### YOUR INSTRUCTIONS
Pull out every line with the word "Earnings".

### ROWS
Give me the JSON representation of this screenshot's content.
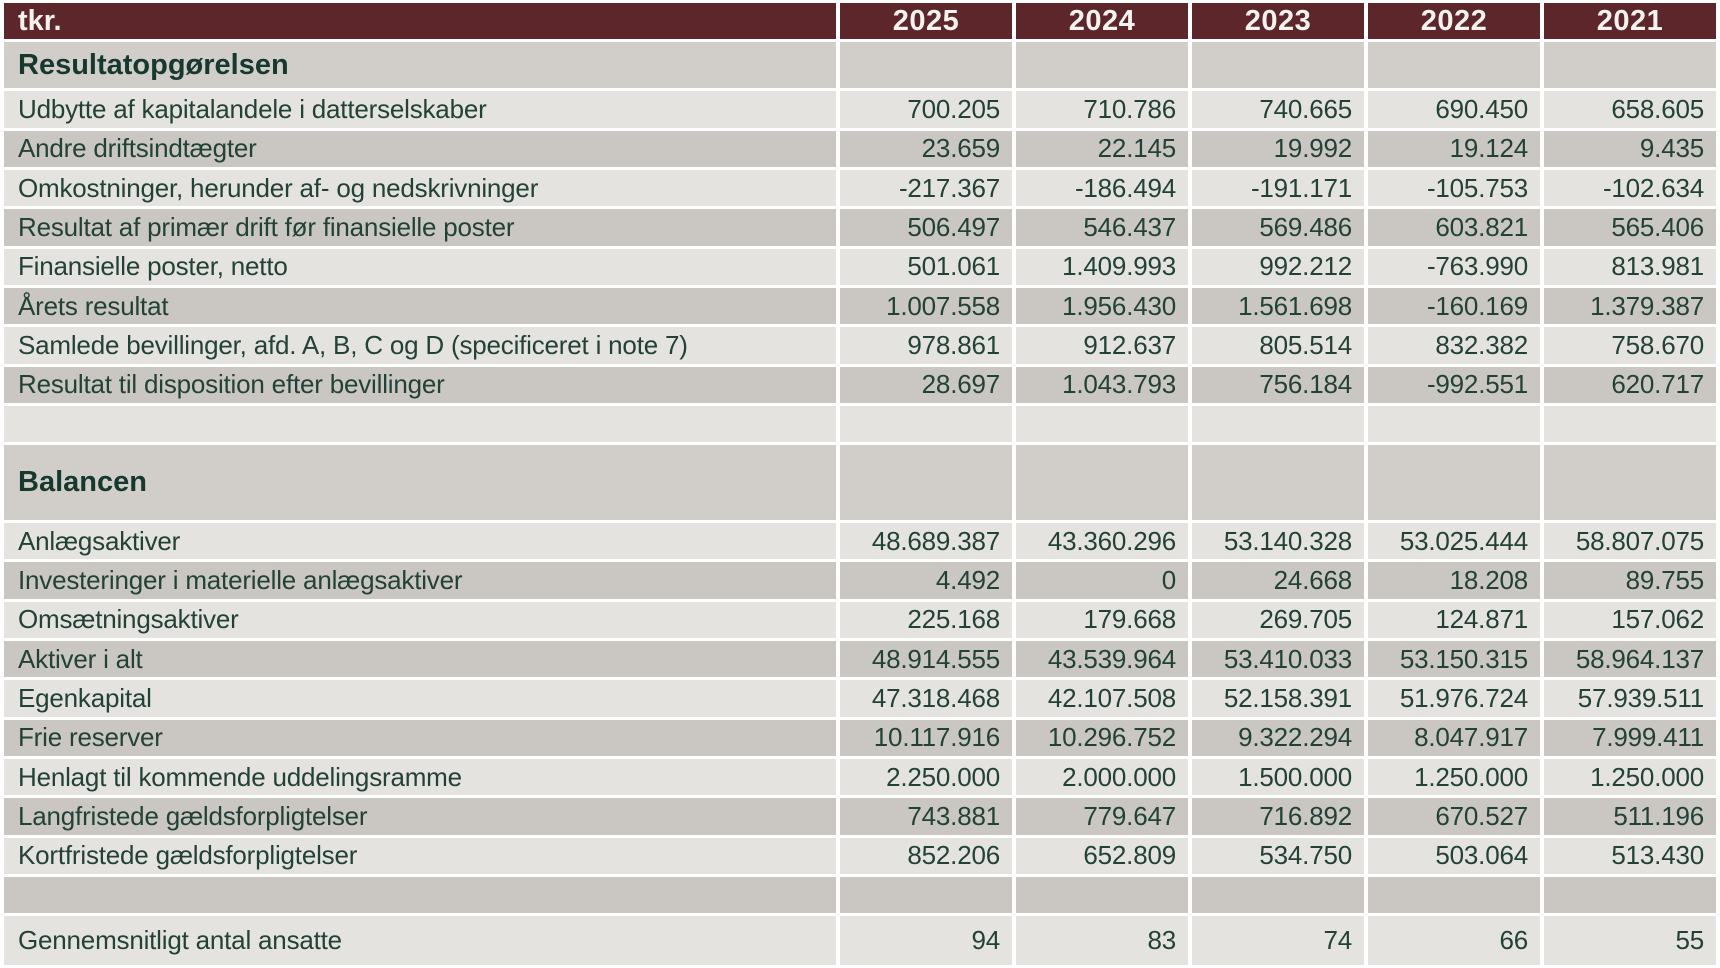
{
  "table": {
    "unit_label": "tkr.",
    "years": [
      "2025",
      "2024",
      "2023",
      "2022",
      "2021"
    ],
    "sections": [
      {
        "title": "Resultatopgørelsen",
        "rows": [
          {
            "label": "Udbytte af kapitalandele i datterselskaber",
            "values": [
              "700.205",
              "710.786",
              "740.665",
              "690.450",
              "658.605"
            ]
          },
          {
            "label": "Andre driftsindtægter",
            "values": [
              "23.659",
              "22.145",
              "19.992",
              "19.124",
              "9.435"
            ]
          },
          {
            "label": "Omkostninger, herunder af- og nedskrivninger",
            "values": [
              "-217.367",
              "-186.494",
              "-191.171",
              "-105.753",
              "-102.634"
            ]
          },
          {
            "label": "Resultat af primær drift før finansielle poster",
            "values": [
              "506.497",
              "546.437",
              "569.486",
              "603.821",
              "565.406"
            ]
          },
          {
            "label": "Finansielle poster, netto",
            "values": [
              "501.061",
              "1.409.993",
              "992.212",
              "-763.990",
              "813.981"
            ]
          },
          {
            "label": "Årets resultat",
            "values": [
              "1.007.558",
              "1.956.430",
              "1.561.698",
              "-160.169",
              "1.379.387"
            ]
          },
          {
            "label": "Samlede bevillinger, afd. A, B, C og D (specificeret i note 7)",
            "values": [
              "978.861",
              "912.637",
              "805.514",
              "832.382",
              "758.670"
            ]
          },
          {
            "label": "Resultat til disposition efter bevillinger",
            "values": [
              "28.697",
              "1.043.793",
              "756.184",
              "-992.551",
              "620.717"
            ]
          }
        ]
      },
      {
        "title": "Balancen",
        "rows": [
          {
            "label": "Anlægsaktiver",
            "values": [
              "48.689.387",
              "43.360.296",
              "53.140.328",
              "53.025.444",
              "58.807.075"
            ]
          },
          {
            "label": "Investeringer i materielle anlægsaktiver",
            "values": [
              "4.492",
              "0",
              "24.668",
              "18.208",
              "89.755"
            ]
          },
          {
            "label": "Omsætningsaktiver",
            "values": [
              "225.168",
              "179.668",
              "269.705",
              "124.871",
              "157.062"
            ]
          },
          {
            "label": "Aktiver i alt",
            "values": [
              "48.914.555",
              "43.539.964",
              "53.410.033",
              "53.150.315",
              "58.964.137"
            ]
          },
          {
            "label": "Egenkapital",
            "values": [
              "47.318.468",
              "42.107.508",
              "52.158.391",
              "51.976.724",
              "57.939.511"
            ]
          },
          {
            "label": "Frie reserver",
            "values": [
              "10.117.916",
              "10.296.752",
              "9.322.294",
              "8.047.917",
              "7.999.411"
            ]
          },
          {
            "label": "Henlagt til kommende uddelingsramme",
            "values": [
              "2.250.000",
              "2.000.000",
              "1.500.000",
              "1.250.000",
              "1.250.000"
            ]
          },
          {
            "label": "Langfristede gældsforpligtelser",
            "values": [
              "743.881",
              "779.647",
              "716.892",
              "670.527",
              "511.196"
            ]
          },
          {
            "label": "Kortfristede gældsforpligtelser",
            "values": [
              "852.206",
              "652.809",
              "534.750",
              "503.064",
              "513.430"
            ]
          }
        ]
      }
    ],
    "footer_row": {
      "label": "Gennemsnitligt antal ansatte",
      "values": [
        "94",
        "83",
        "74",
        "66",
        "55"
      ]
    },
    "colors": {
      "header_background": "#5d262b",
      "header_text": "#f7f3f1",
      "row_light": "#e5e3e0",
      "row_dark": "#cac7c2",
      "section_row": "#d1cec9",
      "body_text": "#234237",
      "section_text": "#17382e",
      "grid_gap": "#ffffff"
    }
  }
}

--

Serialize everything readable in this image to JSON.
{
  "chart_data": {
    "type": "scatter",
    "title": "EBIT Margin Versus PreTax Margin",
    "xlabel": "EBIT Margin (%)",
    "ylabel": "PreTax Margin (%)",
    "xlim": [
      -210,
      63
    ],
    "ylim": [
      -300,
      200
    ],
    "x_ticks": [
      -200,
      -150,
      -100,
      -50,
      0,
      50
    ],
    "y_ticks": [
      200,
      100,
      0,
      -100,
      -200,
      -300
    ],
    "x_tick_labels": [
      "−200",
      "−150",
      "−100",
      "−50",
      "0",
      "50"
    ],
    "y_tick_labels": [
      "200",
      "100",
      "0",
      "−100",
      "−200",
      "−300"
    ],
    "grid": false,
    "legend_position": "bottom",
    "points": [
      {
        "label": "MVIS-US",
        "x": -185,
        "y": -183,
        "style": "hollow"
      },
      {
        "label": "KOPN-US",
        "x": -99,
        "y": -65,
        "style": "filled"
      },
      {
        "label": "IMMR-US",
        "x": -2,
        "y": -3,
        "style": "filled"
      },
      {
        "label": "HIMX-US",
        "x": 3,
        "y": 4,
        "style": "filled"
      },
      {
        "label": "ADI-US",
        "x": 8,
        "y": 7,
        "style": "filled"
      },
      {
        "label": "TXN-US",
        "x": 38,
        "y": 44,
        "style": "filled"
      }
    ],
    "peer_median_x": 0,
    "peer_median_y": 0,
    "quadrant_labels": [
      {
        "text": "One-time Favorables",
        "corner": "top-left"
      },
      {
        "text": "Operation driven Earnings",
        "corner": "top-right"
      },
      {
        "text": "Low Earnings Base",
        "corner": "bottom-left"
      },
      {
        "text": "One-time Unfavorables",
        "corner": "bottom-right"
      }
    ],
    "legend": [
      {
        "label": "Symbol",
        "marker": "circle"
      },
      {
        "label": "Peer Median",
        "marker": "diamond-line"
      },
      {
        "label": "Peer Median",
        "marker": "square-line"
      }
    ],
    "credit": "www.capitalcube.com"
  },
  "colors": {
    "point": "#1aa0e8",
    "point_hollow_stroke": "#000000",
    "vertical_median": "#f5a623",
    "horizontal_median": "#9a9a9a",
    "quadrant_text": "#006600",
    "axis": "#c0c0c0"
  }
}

### SOLUTION TO THIS TASK
        "text": "Operation driven Earnings",
        "text": "Low Earnings Base",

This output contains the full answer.